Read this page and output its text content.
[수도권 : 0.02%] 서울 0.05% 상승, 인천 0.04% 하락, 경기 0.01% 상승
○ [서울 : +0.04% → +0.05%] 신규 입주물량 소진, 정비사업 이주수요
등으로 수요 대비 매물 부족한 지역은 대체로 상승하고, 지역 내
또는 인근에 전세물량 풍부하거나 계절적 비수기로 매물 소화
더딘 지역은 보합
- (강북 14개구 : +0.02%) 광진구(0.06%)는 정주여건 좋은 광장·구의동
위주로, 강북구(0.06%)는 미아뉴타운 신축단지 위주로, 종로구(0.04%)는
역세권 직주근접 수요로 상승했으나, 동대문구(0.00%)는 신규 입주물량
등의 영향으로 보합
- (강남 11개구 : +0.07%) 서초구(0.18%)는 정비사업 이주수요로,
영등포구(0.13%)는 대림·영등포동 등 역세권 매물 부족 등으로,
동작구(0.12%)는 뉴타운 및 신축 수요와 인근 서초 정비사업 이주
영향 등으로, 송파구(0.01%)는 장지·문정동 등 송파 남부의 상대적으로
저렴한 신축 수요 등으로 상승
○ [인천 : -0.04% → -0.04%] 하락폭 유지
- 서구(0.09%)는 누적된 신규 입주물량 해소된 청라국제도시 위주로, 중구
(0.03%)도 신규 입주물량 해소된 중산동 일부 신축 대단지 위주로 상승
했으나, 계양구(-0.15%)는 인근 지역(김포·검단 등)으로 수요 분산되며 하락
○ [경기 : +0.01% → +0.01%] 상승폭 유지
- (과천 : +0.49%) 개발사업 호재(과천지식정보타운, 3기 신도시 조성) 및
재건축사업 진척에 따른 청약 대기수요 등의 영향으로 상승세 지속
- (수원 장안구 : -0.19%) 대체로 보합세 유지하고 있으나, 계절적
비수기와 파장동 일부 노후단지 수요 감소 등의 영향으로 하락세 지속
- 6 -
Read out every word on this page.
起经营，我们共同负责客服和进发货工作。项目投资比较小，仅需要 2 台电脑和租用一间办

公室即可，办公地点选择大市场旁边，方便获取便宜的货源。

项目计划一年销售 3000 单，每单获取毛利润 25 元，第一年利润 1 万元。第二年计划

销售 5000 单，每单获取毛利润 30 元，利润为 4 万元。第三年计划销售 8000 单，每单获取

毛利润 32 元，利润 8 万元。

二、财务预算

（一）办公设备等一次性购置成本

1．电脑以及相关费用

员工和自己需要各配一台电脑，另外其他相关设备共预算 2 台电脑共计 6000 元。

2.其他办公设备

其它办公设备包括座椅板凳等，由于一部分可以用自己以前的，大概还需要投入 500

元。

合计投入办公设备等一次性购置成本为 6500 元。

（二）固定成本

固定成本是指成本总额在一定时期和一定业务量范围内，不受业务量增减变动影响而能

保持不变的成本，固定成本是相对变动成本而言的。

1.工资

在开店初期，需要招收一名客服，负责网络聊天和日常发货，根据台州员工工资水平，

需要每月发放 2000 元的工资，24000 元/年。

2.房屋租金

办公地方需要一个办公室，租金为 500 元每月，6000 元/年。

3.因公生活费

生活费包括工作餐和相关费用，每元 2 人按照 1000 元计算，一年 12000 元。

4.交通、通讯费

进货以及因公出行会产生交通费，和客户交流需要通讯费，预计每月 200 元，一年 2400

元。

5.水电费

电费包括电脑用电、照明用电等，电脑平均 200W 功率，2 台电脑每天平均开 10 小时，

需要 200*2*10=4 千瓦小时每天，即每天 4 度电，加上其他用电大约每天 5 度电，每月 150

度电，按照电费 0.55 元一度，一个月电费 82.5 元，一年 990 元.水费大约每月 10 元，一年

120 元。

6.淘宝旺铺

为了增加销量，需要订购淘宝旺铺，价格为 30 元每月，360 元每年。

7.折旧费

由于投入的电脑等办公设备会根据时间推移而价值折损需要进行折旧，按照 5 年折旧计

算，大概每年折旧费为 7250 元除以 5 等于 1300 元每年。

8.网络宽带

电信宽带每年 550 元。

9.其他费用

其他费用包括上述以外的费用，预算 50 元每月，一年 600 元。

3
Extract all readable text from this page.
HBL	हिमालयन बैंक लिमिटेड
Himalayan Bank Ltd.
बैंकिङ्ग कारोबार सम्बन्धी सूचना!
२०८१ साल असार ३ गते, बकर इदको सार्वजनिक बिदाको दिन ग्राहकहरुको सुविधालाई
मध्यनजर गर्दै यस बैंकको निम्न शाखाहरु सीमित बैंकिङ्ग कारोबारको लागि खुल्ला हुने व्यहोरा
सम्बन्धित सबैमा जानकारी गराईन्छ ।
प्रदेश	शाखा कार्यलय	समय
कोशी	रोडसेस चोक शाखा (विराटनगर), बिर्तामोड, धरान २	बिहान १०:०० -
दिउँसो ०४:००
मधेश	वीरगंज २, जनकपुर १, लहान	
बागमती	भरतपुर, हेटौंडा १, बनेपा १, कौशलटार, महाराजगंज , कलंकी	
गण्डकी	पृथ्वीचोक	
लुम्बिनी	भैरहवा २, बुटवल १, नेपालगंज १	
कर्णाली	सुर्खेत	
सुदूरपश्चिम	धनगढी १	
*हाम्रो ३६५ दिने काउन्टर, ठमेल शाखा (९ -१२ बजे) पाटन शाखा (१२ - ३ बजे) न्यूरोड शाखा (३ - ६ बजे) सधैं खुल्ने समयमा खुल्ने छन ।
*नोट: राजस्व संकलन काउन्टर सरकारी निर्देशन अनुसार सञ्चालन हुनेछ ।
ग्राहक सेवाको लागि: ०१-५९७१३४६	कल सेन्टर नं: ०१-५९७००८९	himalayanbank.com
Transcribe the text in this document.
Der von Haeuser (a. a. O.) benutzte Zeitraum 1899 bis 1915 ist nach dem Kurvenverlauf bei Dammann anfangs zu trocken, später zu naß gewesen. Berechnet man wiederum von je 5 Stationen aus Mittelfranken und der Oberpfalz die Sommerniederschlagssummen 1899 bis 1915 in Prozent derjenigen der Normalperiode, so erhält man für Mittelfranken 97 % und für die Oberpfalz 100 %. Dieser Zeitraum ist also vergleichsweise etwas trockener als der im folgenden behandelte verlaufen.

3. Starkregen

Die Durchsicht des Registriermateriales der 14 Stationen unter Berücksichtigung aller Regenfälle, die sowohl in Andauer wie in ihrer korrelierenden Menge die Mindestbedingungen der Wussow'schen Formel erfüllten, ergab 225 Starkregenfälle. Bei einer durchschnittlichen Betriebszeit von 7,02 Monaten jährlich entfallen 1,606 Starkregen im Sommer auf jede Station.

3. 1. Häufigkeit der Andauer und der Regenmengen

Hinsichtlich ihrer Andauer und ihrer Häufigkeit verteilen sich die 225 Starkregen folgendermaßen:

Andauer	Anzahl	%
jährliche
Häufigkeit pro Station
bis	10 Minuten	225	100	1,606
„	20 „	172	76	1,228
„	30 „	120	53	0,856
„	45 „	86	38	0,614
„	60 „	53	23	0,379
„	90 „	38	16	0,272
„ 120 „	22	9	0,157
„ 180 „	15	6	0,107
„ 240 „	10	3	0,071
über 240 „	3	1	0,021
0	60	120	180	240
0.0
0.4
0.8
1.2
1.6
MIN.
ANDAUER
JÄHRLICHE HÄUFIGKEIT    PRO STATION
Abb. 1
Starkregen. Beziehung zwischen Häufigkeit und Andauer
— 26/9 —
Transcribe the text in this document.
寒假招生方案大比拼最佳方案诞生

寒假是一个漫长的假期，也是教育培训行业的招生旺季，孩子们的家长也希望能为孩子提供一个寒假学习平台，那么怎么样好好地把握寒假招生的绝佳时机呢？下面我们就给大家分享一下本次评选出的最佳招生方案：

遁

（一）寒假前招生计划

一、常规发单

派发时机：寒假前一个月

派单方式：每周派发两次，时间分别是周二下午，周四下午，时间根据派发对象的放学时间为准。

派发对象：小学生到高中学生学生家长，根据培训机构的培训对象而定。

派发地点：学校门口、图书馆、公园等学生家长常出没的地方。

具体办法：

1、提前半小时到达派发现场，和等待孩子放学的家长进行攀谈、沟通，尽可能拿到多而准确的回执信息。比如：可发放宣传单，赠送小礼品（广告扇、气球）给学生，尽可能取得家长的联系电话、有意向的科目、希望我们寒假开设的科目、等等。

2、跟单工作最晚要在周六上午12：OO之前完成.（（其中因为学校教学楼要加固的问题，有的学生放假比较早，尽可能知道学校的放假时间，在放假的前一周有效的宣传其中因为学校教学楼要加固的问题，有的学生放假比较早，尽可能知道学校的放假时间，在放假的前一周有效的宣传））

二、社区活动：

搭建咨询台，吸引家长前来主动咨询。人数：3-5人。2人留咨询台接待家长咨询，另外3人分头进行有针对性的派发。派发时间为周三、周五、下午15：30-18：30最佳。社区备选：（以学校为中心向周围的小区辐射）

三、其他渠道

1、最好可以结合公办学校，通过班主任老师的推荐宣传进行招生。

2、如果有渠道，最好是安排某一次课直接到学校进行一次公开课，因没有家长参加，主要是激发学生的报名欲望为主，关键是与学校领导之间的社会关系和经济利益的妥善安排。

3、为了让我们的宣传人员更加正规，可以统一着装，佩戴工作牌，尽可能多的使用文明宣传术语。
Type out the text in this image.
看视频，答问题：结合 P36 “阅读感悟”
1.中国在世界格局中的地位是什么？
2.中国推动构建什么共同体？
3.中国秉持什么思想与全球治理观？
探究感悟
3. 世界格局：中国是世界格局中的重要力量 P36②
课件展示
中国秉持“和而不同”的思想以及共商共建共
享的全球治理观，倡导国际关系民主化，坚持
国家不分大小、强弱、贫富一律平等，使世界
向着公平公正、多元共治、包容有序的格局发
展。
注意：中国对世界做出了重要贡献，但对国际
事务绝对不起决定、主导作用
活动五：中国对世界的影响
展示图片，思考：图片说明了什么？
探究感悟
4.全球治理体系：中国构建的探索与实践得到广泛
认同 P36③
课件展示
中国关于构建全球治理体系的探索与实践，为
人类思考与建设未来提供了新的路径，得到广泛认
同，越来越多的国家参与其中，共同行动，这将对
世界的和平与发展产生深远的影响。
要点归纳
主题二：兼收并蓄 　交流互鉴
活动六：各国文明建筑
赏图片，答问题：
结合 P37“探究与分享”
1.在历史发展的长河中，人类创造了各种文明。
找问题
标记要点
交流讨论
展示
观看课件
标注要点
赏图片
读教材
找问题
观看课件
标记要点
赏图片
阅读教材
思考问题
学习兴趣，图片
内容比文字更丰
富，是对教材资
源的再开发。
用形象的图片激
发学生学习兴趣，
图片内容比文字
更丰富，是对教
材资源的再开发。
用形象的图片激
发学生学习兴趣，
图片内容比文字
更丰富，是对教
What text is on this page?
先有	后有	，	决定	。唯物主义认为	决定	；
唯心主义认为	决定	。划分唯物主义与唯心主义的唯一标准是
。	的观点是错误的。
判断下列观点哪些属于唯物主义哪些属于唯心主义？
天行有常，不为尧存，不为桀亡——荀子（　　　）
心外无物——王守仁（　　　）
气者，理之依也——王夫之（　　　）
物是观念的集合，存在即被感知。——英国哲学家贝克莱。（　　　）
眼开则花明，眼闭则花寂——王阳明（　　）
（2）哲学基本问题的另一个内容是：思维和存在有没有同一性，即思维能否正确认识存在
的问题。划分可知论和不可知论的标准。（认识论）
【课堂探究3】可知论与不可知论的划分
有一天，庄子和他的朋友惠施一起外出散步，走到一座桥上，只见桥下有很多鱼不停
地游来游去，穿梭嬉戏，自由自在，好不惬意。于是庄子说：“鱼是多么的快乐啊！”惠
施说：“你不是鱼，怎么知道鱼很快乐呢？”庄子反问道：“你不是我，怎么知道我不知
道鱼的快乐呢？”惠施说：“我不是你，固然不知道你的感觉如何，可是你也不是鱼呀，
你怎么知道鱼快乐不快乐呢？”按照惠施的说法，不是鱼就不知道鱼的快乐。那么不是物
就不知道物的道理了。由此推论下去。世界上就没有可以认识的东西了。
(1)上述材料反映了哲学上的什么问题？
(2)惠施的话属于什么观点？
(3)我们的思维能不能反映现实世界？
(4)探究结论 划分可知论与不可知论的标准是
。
⁂
Instructions for the task:
Go through the lines above. Select every one that has the string "this".

The answer:
Read this page and output its text content.
Read out every word on this page.
Extract all readable text from this page.
Transcribe the text in this document.
Transcribe the text in this document.
Type out the text in this image.
What text is on this page?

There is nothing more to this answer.